*WHAT IS BEING ASKED*
Look through the material below for "JSON". Copy every line that contains it.

[Items from a dataset]
_ _ _ _ _ _ _

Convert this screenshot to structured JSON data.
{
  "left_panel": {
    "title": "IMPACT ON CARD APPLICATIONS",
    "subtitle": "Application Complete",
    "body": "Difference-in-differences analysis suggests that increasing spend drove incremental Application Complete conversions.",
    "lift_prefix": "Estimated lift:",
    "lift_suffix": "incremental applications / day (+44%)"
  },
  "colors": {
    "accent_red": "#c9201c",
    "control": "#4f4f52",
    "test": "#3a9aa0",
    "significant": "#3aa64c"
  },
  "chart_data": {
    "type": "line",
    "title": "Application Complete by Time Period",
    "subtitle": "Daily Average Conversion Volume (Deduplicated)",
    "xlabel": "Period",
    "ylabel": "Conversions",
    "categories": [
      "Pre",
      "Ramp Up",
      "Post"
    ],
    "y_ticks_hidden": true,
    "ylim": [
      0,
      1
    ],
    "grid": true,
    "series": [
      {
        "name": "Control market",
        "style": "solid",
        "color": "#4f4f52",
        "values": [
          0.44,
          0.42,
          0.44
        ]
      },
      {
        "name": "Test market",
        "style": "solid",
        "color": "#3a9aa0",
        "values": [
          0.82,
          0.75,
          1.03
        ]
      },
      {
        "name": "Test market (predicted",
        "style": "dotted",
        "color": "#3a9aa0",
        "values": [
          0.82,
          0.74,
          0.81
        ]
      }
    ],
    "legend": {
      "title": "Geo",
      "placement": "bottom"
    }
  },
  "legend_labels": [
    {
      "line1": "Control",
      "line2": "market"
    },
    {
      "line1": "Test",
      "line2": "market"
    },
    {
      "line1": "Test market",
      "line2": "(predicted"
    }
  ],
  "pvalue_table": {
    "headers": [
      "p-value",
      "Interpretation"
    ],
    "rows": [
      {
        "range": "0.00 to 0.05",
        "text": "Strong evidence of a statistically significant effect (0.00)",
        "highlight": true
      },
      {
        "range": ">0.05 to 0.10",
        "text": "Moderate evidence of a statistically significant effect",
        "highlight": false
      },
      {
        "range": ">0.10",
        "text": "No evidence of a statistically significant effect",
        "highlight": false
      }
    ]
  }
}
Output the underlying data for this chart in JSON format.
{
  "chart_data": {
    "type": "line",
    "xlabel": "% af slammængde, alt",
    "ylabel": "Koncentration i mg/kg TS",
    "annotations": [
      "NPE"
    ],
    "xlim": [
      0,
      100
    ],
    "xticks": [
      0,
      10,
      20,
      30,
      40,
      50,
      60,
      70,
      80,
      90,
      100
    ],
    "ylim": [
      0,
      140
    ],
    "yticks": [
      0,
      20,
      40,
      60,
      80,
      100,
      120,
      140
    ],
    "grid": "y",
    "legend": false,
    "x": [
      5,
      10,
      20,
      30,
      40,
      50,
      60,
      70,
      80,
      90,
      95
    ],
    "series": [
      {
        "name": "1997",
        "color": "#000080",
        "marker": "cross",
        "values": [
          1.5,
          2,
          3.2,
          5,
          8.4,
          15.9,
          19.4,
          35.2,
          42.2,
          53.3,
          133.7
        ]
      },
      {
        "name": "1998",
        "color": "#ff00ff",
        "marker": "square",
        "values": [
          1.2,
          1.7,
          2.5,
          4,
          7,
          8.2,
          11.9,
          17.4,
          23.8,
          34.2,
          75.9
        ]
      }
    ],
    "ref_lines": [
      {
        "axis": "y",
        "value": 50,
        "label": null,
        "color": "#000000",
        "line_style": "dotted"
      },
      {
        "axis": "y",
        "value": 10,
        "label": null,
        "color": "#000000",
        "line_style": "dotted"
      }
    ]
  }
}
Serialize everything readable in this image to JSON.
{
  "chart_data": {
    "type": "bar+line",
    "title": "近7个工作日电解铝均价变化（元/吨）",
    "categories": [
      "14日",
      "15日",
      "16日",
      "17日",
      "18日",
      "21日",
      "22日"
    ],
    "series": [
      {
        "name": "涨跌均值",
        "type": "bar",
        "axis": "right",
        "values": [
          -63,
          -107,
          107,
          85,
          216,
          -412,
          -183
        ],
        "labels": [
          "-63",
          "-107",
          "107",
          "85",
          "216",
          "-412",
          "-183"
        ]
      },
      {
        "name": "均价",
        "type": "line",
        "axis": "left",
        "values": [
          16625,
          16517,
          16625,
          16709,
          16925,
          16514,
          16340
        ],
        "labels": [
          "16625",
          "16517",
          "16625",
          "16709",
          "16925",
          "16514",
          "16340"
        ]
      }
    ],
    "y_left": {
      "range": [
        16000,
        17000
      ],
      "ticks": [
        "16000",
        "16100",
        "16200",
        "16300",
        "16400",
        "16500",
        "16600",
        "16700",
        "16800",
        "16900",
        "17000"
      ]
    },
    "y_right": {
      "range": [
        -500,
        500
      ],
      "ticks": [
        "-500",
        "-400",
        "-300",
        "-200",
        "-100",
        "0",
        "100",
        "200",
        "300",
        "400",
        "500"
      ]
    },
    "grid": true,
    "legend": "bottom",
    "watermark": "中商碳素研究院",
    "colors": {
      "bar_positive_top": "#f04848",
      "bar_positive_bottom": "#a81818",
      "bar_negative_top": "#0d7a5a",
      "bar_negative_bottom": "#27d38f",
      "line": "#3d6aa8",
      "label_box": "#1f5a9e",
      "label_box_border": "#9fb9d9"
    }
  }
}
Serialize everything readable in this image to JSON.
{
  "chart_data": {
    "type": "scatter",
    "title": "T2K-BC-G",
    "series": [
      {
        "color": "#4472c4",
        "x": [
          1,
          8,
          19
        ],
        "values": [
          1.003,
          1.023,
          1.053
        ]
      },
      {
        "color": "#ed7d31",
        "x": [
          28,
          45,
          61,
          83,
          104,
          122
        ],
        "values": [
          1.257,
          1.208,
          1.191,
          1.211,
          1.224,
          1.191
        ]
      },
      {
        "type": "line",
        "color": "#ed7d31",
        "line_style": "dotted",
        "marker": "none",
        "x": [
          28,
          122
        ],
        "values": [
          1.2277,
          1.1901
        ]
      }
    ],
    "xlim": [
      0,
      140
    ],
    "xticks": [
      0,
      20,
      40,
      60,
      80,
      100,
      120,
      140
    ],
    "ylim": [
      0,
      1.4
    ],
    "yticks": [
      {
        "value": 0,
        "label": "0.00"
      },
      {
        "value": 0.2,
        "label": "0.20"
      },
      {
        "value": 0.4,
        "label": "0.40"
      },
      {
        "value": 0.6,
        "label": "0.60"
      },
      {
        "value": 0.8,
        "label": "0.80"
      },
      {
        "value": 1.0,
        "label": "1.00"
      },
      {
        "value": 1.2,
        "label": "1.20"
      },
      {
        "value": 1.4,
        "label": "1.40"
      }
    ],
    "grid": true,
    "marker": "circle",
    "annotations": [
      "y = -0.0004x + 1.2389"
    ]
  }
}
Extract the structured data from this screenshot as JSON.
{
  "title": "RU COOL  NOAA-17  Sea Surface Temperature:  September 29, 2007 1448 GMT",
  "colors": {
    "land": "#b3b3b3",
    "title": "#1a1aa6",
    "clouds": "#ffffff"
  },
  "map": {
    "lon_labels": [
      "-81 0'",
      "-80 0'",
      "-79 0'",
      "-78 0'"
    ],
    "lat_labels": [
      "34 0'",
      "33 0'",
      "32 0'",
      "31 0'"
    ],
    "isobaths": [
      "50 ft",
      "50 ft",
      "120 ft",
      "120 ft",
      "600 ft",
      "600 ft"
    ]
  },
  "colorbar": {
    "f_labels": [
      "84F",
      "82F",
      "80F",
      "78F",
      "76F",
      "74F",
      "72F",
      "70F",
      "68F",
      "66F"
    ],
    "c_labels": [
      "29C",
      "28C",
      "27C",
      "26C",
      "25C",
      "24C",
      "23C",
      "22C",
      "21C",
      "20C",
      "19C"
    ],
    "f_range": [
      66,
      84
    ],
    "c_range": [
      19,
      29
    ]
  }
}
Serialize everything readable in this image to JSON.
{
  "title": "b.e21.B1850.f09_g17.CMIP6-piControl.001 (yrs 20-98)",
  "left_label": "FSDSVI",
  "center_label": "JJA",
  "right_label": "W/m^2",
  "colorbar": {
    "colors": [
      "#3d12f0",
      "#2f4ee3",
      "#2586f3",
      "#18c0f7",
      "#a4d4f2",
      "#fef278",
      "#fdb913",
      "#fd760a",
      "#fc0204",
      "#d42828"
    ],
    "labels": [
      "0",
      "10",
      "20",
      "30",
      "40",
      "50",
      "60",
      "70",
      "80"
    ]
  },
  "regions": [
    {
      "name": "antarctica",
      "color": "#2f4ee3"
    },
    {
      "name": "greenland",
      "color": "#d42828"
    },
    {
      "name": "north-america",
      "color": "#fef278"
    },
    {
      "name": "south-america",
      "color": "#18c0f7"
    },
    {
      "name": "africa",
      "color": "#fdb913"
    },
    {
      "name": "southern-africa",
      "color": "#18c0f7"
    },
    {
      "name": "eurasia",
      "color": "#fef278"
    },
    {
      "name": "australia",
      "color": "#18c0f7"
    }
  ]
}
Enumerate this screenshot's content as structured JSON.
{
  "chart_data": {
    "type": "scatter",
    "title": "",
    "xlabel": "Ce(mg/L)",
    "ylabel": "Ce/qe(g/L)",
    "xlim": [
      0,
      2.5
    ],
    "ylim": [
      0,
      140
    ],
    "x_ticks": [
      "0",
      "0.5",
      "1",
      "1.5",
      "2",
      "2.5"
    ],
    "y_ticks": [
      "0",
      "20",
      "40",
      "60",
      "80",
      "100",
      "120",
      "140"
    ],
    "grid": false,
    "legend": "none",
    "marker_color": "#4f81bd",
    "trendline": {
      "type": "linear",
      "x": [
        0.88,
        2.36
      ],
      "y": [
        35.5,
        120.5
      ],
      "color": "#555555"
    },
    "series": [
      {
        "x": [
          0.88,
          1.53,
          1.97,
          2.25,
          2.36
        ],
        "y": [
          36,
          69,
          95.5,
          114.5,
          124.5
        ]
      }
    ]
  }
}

_ _ _ _ _ _ _

*WRITTEN RESPONSE*
Convert this screenshot to structured JSON data.
Output the underlying data for this chart in JSON format.
Serialize everything readable in this image to JSON.
Serialize everything readable in this image to JSON.
Extract the structured data from this screenshot as JSON.
Serialize everything readable in this image to JSON.
Enumerate this screenshot's content as structured JSON.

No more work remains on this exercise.